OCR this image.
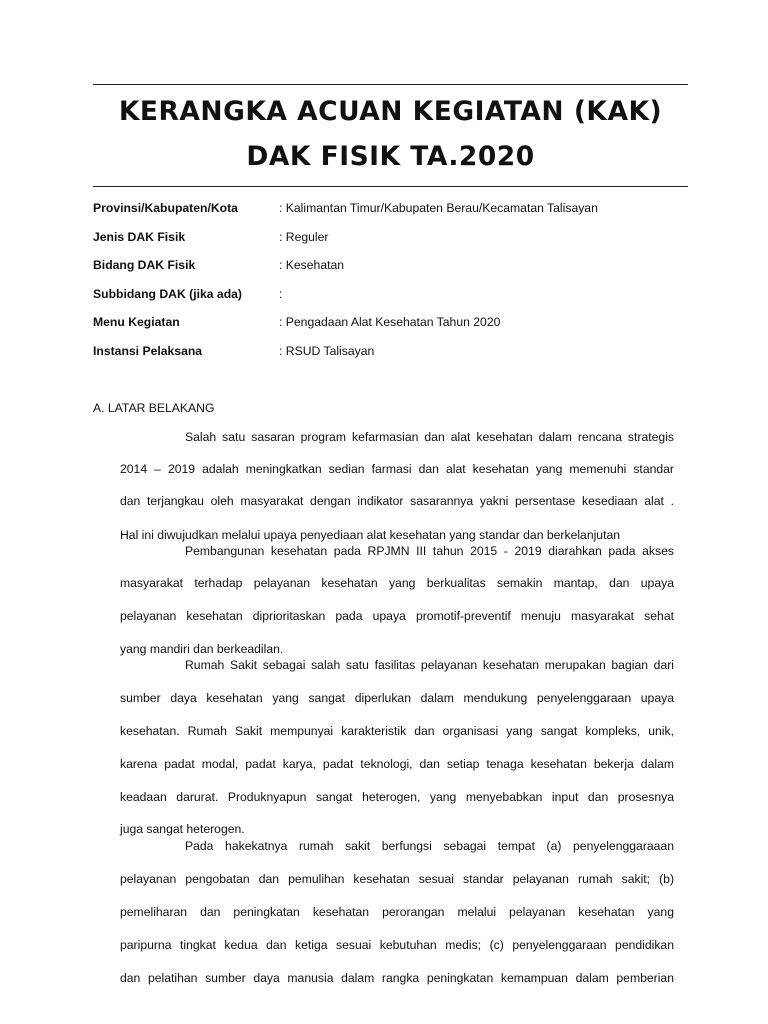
KERANGKA ACUAN KEGIATAN (KAK)
DAK FISIK TA.2020
Provinsi/Kabupaten/Kota	: Kalimantan Timur/Kabupaten Berau/Kecamatan Talisayan
Jenis DAK Fisik	: Reguler
Bidang DAK Fisik	: Kesehatan
Subbidang DAK (jika ada)	:
Menu Kegiatan	: Pengadaan Alat Kesehatan Tahun 2020
Instansi Pelaksana	: RSUD Talisayan
A. LATAR BELAKANG
Salah satu sasaran program kefarmasian dan alat kesehatan dalam rencana strategis
2014 – 2019 adalah meningkatkan sedian farmasi dan alat kesehatan yang memenuhi standar
dan terjangkau oleh masyarakat dengan indikator sasarannya yakni persentase kesediaan alat .
Hal ini diwujudkan melalui upaya penyediaan alat kesehatan yang standar dan berkelanjutan
Pembangunan kesehatan pada RPJMN III tahun 2015 - 2019 diarahkan pada akses
masyarakat terhadap pelayanan kesehatan yang berkualitas semakin mantap, dan upaya
pelayanan kesehatan diprioritaskan pada upaya promotif-preventif menuju masyarakat sehat
yang mandiri dan berkeadilan.
Rumah Sakit sebagai salah satu fasilitas pelayanan kesehatan merupakan bagian dari
sumber daya kesehatan yang sangat diperlukan dalam mendukung penyelenggaraan upaya
kesehatan. Rumah Sakit mempunyai karakteristik dan organisasi yang sangat kompleks, unik,
karena padat modal, padat karya, padat teknologi, dan setiap tenaga kesehatan bekerja dalam
keadaan darurat. Produknyapun sangat heterogen, yang menyebabkan input dan prosesnya
juga sangat heterogen.
Pada hakekatnya rumah sakit berfungsi sebagai tempat (a) penyelenggaraaan
pelayanan pengobatan dan pemulihan kesehatan sesuai standar pelayanan rumah sakit; (b)
pemeliharan dan peningkatan kesehatan perorangan melalui pelayanan kesehatan yang
paripurna tingkat kedua dan ketiga sesuai kebutuhan medis; (c) penyelenggaraan pendidikan
dan pelatihan sumber daya manusia dalam rangka peningkatan kemampuan dalam pemberian
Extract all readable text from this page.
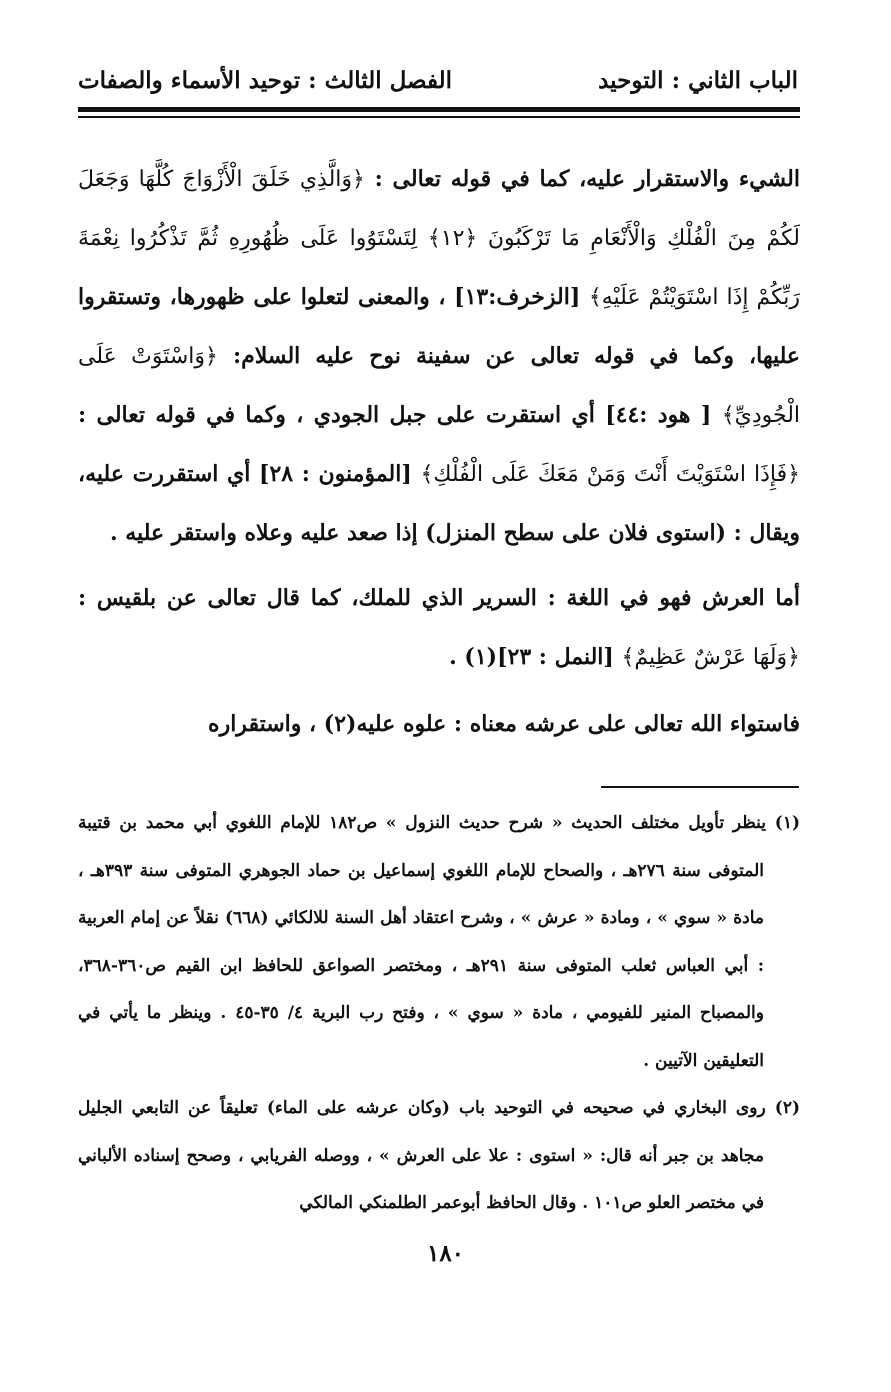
الباب الثاني : التوحيد
الفصل الثالث : توحيد الأسماء والصفات

الشيء والاستقرار عليه، كما في قوله تعالى : ﴿وَالَّذِي خَلَقَ الْأَزْوَاجَ كُلَّهَا وَجَعَلَ لَكُمْ مِنَ الْفُلْكِ وَالْأَنْعَامِ مَا تَرْكَبُونَ ﴿١٢﴾ لِتَسْتَوُوا عَلَى ظُهُورِهِ ثُمَّ تَذْكُرُوا نِعْمَةَ رَبِّكُمْ إِذَا اسْتَوَيْتُمْ عَلَيْهِ﴾ [الزخرف:١٣] ، والمعنى لتعلوا على ظهورها، وتستقروا عليها، وكما في قوله تعالى عن سفينة نوح عليه السلام: ﴿وَاسْتَوَتْ عَلَى الْجُودِيِّ﴾ [ هود :٤٤] أي استقرت على جبل الجودي ، وكما في قوله تعالى : ﴿فَإِذَا اسْتَوَيْتَ أَنْتَ وَمَنْ مَعَكَ عَلَى الْفُلْكِ﴾ [المؤمنون : ٢٨] أي استقررت عليه، ويقال : (استوى فلان على سطح المنزل) إذا صعد عليه وعلاه واستقر عليه .

أما العرش فهو في اللغة : السرير الذي للملك، كما قال تعالى عن بلقيس : ﴿وَلَهَا عَرْشٌ عَظِيمٌ﴾ [النمل : ٢٣](١) .

فاستواء الله تعالى على عرشه معناه : علوه عليه(٢) ، واستقراره

(١) ينظر تأويل مختلف الحديث « شرح حديث النزول » ص١٨٢ للإمام اللغوي أبي محمد بن قتيبة المتوفى سنة ٢٧٦هـ ، والصحاح للإمام اللغوي إسماعيل بن حماد الجوهري المتوفى سنة ٣٩٣هـ ، مادة « سوي » ، ومادة « عرش » ، وشرح اعتقاد أهل السنة للالكائي (٦٦٨) نقلاً عن إمام العربية : أبي العباس ثعلب المتوفى سنة ٢٩١هـ ، ومختصر الصواعق للحافظ ابن القيم ص٣٦٠-٣٦٨، والمصباح المنير للفيومي ، مادة « سوي » ، وفتح رب البرية ٤/ ٣٥-٤٥ . وينظر ما يأتي في التعليقين الآتيين .

(٢) روى البخاري في صحيحه في التوحيد باب (وكان عرشه على الماء) تعليقاً عن التابعي الجليل مجاهد بن جبر أنه قال: « استوى : علا على العرش » ، ووصله الفريابي ، وصحح إسناده الألباني في مختصر العلو ص١٠١ . وقال الحافظ أبوعمر الطلمنكي المالكي

١٨٠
============================================================
Task statement
Find all lines with "dalam" in them and copy each one.

Written response
Salah satu sasaran program kefarmasian dan alat kesehatan dalam rencana strategis
sumber daya kesehatan yang sangat diperlukan dalam mendukung penyelenggaraan upaya
karena padat modal, padat karya, padat teknologi, dan setiap tenaga kesehatan bekerja dalam
dan pelatihan sumber daya manusia dalam rangka peningkatan kemampuan dalam pemberian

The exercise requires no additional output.